The exercise >>
Look for the string "Noodles" and copy every line that has it.

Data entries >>
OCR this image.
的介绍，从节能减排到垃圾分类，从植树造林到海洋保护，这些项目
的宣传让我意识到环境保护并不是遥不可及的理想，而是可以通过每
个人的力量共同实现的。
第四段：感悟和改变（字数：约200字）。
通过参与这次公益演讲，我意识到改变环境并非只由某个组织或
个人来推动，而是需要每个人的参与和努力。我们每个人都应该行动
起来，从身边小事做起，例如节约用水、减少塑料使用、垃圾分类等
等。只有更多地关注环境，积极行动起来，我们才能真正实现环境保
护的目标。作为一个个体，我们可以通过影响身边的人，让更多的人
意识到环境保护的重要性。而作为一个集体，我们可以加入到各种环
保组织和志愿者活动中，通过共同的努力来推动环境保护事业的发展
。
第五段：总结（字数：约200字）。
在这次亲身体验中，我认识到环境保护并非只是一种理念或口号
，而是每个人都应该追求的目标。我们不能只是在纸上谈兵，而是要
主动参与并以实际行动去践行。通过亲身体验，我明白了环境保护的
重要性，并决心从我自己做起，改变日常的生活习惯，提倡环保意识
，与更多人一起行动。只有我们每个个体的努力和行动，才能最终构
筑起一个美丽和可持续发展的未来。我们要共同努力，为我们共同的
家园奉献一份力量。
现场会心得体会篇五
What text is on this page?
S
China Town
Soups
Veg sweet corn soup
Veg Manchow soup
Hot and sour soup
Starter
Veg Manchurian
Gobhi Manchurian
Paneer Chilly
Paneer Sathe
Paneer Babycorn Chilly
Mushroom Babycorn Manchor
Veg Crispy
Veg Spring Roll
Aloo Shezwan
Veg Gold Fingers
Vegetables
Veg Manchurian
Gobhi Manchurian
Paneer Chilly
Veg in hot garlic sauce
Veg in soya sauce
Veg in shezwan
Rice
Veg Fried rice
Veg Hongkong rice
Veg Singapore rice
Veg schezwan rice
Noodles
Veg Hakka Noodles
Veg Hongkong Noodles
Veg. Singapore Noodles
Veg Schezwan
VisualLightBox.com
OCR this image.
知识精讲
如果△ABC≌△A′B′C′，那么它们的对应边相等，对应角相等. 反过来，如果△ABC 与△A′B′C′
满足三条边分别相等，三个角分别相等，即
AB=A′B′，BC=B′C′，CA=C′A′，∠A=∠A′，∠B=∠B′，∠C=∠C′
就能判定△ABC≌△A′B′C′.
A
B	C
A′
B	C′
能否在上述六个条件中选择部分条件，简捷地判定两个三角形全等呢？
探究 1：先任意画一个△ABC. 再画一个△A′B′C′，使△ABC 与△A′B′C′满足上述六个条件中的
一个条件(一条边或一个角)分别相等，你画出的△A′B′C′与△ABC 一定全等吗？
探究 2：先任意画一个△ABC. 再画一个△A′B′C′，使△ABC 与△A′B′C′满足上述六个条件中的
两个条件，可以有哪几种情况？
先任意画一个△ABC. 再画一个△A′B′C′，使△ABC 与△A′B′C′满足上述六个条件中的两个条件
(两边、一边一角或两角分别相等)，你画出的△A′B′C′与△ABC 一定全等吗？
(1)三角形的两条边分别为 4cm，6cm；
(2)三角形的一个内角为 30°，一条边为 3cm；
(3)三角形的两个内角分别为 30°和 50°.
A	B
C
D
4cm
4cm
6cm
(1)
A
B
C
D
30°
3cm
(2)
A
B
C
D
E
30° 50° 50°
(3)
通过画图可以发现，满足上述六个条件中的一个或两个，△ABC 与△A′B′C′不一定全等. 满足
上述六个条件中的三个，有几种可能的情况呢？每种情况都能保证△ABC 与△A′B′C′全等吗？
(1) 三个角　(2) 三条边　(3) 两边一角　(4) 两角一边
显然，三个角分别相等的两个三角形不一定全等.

Exercise solution >>
Noodles
Veg Hakka Noodles
Veg Hongkong Noodles
Veg. Singapore Noodles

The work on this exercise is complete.